Read through the entries below and return each line with the word "Revenue".

## start EXERCISE INPUTS

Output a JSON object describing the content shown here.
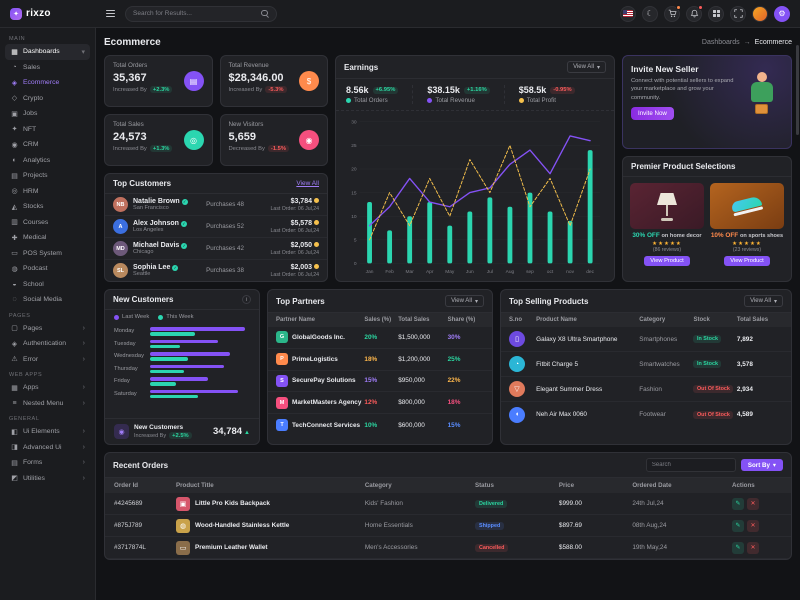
{
  "brand": {
    "name": "rixzo",
    "logo_glyph": "✦"
  },
  "ui": {
    "caret_down": "▾",
    "chevron_right": "›",
    "check": "✓",
    "arrow_up": "▲",
    "info": "i"
  },
  "header": {
    "search_placeholder": "Search for Results...",
    "icons": {
      "moon": "☾",
      "gear": "⚙"
    }
  },
  "page": {
    "title": "Ecommerce"
  },
  "breadcrumb": {
    "parent": "Dashboards",
    "separator": "→",
    "current": "Ecommerce"
  },
  "sidebar": {
    "sections": [
      {
        "label": "Main",
        "items": [
          {
            "label": "Dashboards",
            "icon": "▦",
            "chev": "▾"
          },
          {
            "label": "Sales",
            "icon": "◔"
          },
          {
            "label": "Ecommerce",
            "icon": "◈"
          },
          {
            "label": "Crypto",
            "icon": "◇"
          },
          {
            "label": "Jobs",
            "icon": "▣"
          },
          {
            "label": "NFT",
            "icon": "✦"
          },
          {
            "label": "CRM",
            "icon": "◉"
          },
          {
            "label": "Analytics",
            "icon": "◐"
          },
          {
            "label": "Projects",
            "icon": "▤"
          },
          {
            "label": "HRM",
            "icon": "◎"
          },
          {
            "label": "Stocks",
            "icon": "◭"
          },
          {
            "label": "Courses",
            "icon": "▥"
          },
          {
            "label": "Medical",
            "icon": "✚"
          },
          {
            "label": "POS System",
            "icon": "▭"
          },
          {
            "label": "Podcast",
            "icon": "◍"
          },
          {
            "label": "School",
            "icon": "◒"
          },
          {
            "label": "Social Media",
            "icon": "◌"
          }
        ]
      },
      {
        "label": "Pages",
        "items": [
          {
            "label": "Pages",
            "icon": "▢",
            "chev": "›"
          },
          {
            "label": "Authentication",
            "icon": "◈",
            "chev": "›"
          },
          {
            "label": "Error",
            "icon": "⚠",
            "chev": "›"
          }
        ]
      },
      {
        "label": "Web Apps",
        "items": [
          {
            "label": "Apps",
            "icon": "▦",
            "chev": "›"
          },
          {
            "label": "Nested Menu",
            "icon": "≡",
            "chev": "›"
          }
        ]
      },
      {
        "label": "General",
        "items": [
          {
            "label": "Ui Elements",
            "icon": "◧",
            "chev": "›"
          },
          {
            "label": "Advanced Ui",
            "icon": "◨",
            "chev": "›"
          },
          {
            "label": "Forms",
            "icon": "▤",
            "chev": "›"
          },
          {
            "label": "Utilities",
            "icon": "◩",
            "chev": "›"
          }
        ]
      }
    ]
  },
  "stats": [
    {
      "label": "Total Orders",
      "value": "35,367",
      "change_label": "Increased By",
      "change": "+2.3%",
      "trend": "up",
      "icon": "▤",
      "icon_bg": "#8452f5"
    },
    {
      "label": "Total Revenue",
      "value": "$28,346.00",
      "change_label": "Increased By",
      "change": "-5.3%",
      "trend": "down",
      "icon": "$",
      "icon_bg": "#ff8a4c"
    },
    {
      "label": "Total Sales",
      "value": "24,573",
      "change_label": "Increased By",
      "change": "+1.3%",
      "trend": "up",
      "icon": "◎",
      "icon_bg": "#2bd6b0"
    },
    {
      "label": "New Visitors",
      "value": "5,659",
      "change_label": "Decreased By",
      "change": "-1.5%",
      "trend": "down",
      "icon": "◉",
      "icon_bg": "#f54f7e"
    }
  ],
  "top_customers": {
    "title": "Top Customers",
    "view_all": "View All",
    "rows": [
      {
        "name": "Natalie Brown",
        "initials": "NB",
        "avatar_bg": "#c0705e",
        "city": "San Francisco",
        "purchases": "Purchases 48",
        "amount": "$3,784",
        "last_order": "Last Order: 06 Jul,24"
      },
      {
        "name": "Alex Johnson",
        "initials": "A",
        "avatar_bg": "#3b6fe0",
        "city": "Los Angeles",
        "purchases": "Purchases 52",
        "amount": "$5,578",
        "last_order": "Last Order: 06 Jul,24"
      },
      {
        "name": "Michael Davis",
        "initials": "MD",
        "avatar_bg": "#6d597a",
        "city": "Chicago",
        "purchases": "Purchases 42",
        "amount": "$2,050",
        "last_order": "Last Order: 06 Jul,24"
      },
      {
        "name": "Sophia Lee",
        "initials": "SL",
        "avatar_bg": "#b9895e",
        "city": "Seattle",
        "purchases": "Purchases 38",
        "amount": "$2,003",
        "last_order": "Last Order: 06 Jul,24"
      }
    ]
  },
  "earnings": {
    "title": "Earnings",
    "view_all": "View All",
    "stats": [
      {
        "value": "8.56k",
        "change": "+6.95%",
        "trend": "up",
        "label": "Total Orders"
      },
      {
        "value": "$38.15k",
        "change": "+1.16%",
        "trend": "up",
        "label": "Total Revenue"
      },
      {
        "value": "$58.5k",
        "change": "-0.95%",
        "trend": "down",
        "label": "Total Profit"
      }
    ]
  },
  "invite": {
    "title": "Invite New Seller",
    "body": "Connect with potential sellers to expand your marketplace and grow your community.",
    "button": "Invite Now"
  },
  "premier": {
    "title": "Premier Product Selections",
    "products": [
      {
        "offer": "30% OFF",
        "offer_color": "#2bd6b0",
        "target": "on home decor",
        "stars": "★★★★★",
        "reviews": "(86 reviews)",
        "button": "View Product"
      },
      {
        "offer": "10% OFF",
        "offer_color": "#ff8a4c",
        "target": "on sports shoes",
        "stars": "★★★★★",
        "reviews": "(23 reviews)",
        "button": "View Product"
      }
    ]
  },
  "new_customers": {
    "title": "New Customers",
    "footer": {
      "icon": "◉",
      "label": "New Customers",
      "change_label": "Increased By",
      "change": "+2.5%",
      "trend": "up",
      "value": "34,784"
    }
  },
  "top_partners": {
    "title": "Top Partners",
    "view_all": "View All",
    "columns": [
      "Partner Name",
      "Sales (%)",
      "Total Sales",
      "Share (%)"
    ],
    "rows": [
      {
        "name": "GlobalGoods Inc.",
        "initial": "G",
        "avatar_bg": "#2bb68a",
        "sales": "20%",
        "sales_color": "#2bd6a0",
        "total": "$1,500,000",
        "share": "30%",
        "share_color": "#a07df8"
      },
      {
        "name": "PrimeLogistics",
        "initial": "P",
        "avatar_bg": "#ff8a4c",
        "sales": "18%",
        "sales_color": "#ffb84c",
        "total": "$1,200,000",
        "share": "25%",
        "share_color": "#2bd6a0"
      },
      {
        "name": "SecurePay Solutions",
        "initial": "S",
        "avatar_bg": "#8452f5",
        "sales": "15%",
        "sales_color": "#a07df8",
        "total": "$950,000",
        "share": "22%",
        "share_color": "#ffb84c"
      },
      {
        "name": "MarketMasters Agency",
        "initial": "M",
        "avatar_bg": "#f54f7e",
        "sales": "12%",
        "sales_color": "#fb5b5b",
        "total": "$800,000",
        "share": "18%",
        "share_color": "#f54f7e"
      },
      {
        "name": "TechConnect Services",
        "initial": "T",
        "avatar_bg": "#4a7dff",
        "sales": "10%",
        "sales_color": "#2bd6a0",
        "total": "$600,000",
        "share": "15%",
        "share_color": "#5a8dff"
      }
    ]
  },
  "top_selling": {
    "title": "Top Selling Products",
    "view_all": "View All",
    "columns": [
      "S.no",
      "Product Name",
      "Category",
      "Stock",
      "Total Sales"
    ],
    "rows": [
      {
        "glyph": "▯",
        "avatar_bg": "#6d4ae0",
        "name": "Galaxy X8 Ultra Smartphone",
        "category": "Smartphones",
        "stock": "In Stock",
        "stock_state": "in",
        "sales": "7,892"
      },
      {
        "glyph": "◔",
        "avatar_bg": "#2bb6d6",
        "name": "Fitbit Charge 5",
        "category": "Smartwatches",
        "stock": "In Stock",
        "stock_state": "in",
        "sales": "3,578"
      },
      {
        "glyph": "▽",
        "avatar_bg": "#e07a5c",
        "name": "Elegant Summer Dress",
        "category": "Fashion",
        "stock": "Out Of Stock",
        "stock_state": "out",
        "sales": "2,934"
      },
      {
        "glyph": "◖",
        "avatar_bg": "#4a7dff",
        "name": "Neh Air Max 0060",
        "category": "Footwear",
        "stock": "Out Of Stock",
        "stock_state": "out",
        "sales": "4,589"
      }
    ]
  },
  "recent_orders": {
    "title": "Recent Orders",
    "search_placeholder": "Search",
    "sort_label": "Sort By",
    "columns": [
      "Order Id",
      "Product Title",
      "Category",
      "Status",
      "Price",
      "Ordered Date",
      "Actions"
    ],
    "actions": {
      "edit": "✎",
      "delete": "✕"
    },
    "rows": [
      {
        "id": "#4245689",
        "glyph": "▣",
        "thumb_bg": "#d6566b",
        "title": "Little Pro Kids Backpack",
        "category": "Kids' Fashion",
        "status": "Delivered",
        "status_state": "delivered",
        "price": "$999.00",
        "date": "24th Jul,24"
      },
      {
        "id": "#875J789",
        "glyph": "◍",
        "thumb_bg": "#c9a24a",
        "title": "Wood-Handled Stainless Kettle",
        "category": "Home Essentials",
        "status": "Shipped",
        "status_state": "shipped",
        "price": "$897.69",
        "date": "08th Aug,24"
      },
      {
        "id": "#3717874L",
        "glyph": "▭",
        "thumb_bg": "#8a6d4a",
        "title": "Premium Leather Wallet",
        "category": "Men's Accessories",
        "status": "Cancelled",
        "status_state": "cancelled",
        "price": "$588.00",
        "date": "19th May,24"
      }
    ]
  },
  "chart_data": [
    {
      "id": "earnings",
      "type": "combo-bar-line",
      "title": "Earnings",
      "categories": [
        "Jan",
        "Feb",
        "Mar",
        "Apr",
        "May",
        "Jun",
        "Jul",
        "Aug",
        "sep",
        "oct",
        "nov",
        "dec"
      ],
      "series": [
        {
          "name": "Total Orders",
          "type": "bar",
          "color": "#2bd6b0",
          "values": [
            13,
            7,
            10,
            13,
            8,
            11,
            14,
            12,
            15,
            11,
            9,
            24
          ]
        },
        {
          "name": "Total Revenue",
          "type": "line",
          "color": "#8452f5",
          "values": [
            8,
            12,
            18,
            13,
            12,
            15,
            16,
            21,
            24,
            19,
            27,
            26
          ]
        },
        {
          "name": "Total Profit",
          "type": "line-dashed",
          "color": "#f5c04c",
          "values": [
            5,
            15,
            8,
            18,
            10,
            22,
            15,
            25,
            12,
            18,
            8,
            20
          ]
        }
      ],
      "ylim": [
        0,
        30
      ],
      "yticks": [
        0,
        5,
        10,
        15,
        20,
        25,
        30
      ],
      "grid": true,
      "legend_position": "none"
    },
    {
      "id": "new_customers",
      "type": "horizontal-bar",
      "title": "New Customers",
      "categories": [
        "Monday",
        "Tuesday",
        "Wednesday",
        "Thursday",
        "Friday",
        "Saturday"
      ],
      "series": [
        {
          "name": "Last Week",
          "color": "#8452f5",
          "values": [
            95,
            68,
            80,
            74,
            58,
            88
          ]
        },
        {
          "name": "This Week",
          "color": "#2bd6b0",
          "values": [
            45,
            30,
            38,
            34,
            26,
            48
          ]
        }
      ],
      "xlim": [
        0,
        100
      ],
      "legend_position": "top"
    }
  ]
}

## end EXERCISE INPUTS

**ANSWER FOR THIS EXERCISE:**
      "label": "Total Revenue",
        "label": "Total Revenue"
          "name": "Total Revenue",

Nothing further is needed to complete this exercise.